Written instruction: Collect each line of the records containing the string "this".

Data listing
★ ★ ★

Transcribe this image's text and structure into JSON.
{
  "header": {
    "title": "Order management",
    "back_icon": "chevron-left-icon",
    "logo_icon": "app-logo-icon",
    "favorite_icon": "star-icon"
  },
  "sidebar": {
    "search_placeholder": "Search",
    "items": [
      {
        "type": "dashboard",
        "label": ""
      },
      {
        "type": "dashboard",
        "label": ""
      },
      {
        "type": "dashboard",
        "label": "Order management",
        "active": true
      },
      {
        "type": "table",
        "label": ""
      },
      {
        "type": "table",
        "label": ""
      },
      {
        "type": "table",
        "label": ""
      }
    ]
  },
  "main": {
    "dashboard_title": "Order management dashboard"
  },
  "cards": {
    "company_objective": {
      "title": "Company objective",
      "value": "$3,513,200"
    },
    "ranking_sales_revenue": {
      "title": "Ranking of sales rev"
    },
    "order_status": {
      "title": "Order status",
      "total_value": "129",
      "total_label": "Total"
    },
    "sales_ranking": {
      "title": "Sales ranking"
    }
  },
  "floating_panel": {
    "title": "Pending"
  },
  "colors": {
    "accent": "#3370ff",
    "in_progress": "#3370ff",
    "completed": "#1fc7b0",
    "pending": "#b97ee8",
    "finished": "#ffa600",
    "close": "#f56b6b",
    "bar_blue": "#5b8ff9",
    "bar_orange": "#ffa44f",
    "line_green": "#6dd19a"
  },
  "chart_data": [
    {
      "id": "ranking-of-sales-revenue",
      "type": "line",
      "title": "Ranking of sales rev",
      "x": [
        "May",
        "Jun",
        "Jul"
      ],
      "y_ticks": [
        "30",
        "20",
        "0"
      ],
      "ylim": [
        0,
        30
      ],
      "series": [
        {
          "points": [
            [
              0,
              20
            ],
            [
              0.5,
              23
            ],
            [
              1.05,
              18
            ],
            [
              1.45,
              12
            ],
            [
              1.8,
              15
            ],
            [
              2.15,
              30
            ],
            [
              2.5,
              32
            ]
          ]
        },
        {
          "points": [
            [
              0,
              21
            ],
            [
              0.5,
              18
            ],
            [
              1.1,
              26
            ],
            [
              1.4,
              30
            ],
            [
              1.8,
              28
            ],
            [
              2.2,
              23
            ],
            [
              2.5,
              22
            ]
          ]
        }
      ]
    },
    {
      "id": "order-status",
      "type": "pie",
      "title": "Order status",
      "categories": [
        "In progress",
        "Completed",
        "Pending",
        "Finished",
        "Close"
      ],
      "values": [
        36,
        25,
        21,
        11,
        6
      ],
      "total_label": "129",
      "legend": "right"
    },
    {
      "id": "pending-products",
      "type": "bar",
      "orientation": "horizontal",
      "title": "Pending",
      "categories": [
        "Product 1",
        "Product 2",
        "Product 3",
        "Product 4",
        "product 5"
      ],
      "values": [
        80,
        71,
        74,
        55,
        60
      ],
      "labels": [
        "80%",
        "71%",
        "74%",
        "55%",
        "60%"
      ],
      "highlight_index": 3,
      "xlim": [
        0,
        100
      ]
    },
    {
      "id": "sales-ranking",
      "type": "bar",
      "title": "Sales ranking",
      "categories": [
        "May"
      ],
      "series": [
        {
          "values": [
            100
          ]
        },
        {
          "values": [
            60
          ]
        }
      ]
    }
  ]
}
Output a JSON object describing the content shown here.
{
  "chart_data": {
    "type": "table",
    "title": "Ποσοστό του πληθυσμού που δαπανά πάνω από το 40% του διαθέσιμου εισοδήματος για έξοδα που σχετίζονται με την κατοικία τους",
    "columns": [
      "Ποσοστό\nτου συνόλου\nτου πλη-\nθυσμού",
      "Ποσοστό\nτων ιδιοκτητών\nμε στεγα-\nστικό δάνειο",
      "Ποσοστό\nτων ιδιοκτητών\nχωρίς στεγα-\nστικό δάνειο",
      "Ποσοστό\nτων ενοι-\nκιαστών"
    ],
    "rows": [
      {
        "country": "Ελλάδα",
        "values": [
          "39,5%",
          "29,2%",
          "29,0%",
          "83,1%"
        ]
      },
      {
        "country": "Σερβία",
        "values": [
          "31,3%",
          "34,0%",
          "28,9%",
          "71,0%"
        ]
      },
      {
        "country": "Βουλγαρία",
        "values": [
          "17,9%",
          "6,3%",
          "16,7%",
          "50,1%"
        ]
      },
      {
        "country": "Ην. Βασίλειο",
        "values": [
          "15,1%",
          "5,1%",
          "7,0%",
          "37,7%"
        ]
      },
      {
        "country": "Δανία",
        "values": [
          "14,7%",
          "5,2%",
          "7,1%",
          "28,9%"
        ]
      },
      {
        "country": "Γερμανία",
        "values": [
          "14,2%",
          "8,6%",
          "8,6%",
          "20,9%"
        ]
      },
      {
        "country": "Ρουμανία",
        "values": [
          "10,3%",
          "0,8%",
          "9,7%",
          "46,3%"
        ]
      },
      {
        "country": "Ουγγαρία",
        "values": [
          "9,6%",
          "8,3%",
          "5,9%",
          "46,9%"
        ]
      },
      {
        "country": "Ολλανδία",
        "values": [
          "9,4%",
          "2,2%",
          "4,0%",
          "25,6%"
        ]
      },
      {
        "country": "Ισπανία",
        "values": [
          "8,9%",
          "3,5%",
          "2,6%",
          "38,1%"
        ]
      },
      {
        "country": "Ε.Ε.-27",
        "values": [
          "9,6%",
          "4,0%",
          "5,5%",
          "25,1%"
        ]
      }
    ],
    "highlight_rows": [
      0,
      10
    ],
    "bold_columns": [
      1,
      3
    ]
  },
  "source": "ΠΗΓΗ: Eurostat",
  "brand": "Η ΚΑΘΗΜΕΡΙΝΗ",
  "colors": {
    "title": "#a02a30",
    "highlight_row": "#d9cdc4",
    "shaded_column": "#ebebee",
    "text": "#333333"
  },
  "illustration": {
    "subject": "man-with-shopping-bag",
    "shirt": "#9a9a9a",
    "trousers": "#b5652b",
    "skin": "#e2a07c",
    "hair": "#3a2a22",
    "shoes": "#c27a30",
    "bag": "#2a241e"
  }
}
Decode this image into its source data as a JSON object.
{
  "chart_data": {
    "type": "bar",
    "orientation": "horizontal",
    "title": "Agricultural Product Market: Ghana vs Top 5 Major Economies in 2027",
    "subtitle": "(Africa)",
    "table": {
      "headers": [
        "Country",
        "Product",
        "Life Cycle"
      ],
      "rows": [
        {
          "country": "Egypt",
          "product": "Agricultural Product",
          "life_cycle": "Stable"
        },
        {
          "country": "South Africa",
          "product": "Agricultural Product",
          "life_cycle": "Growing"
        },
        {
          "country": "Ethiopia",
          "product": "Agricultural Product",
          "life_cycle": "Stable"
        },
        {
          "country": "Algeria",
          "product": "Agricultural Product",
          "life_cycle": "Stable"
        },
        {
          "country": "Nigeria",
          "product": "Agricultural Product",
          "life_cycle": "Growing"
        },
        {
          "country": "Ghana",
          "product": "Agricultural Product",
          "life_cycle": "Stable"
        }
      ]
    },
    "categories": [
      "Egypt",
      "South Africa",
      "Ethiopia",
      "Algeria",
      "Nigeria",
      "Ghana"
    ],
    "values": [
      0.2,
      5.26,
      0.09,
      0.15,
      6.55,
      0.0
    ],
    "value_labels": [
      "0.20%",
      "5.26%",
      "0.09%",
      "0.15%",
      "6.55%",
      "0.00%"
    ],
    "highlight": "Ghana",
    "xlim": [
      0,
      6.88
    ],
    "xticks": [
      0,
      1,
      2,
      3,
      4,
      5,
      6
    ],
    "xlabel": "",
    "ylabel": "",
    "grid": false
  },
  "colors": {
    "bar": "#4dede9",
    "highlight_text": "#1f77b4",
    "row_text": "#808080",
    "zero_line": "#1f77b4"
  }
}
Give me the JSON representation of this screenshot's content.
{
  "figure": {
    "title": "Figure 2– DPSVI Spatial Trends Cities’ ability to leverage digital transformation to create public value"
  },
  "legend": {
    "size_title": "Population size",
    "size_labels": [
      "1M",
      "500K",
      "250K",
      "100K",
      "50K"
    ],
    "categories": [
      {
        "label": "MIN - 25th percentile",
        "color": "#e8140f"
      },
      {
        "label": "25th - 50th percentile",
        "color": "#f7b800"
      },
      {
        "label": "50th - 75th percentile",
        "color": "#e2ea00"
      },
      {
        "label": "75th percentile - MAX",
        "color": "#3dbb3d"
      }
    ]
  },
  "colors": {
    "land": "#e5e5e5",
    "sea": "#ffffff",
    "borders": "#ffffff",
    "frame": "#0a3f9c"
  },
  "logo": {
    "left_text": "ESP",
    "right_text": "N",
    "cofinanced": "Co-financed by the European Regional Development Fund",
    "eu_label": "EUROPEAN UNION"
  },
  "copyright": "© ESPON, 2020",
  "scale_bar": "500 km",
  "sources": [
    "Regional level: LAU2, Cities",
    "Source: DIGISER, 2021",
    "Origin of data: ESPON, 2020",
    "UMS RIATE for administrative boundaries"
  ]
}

★ ★ ★

Exercise result:
Transcribe this image's text and structure into JSON.
Decode this image into its source data as a JSON object.
Give me the JSON representation of this screenshot's content.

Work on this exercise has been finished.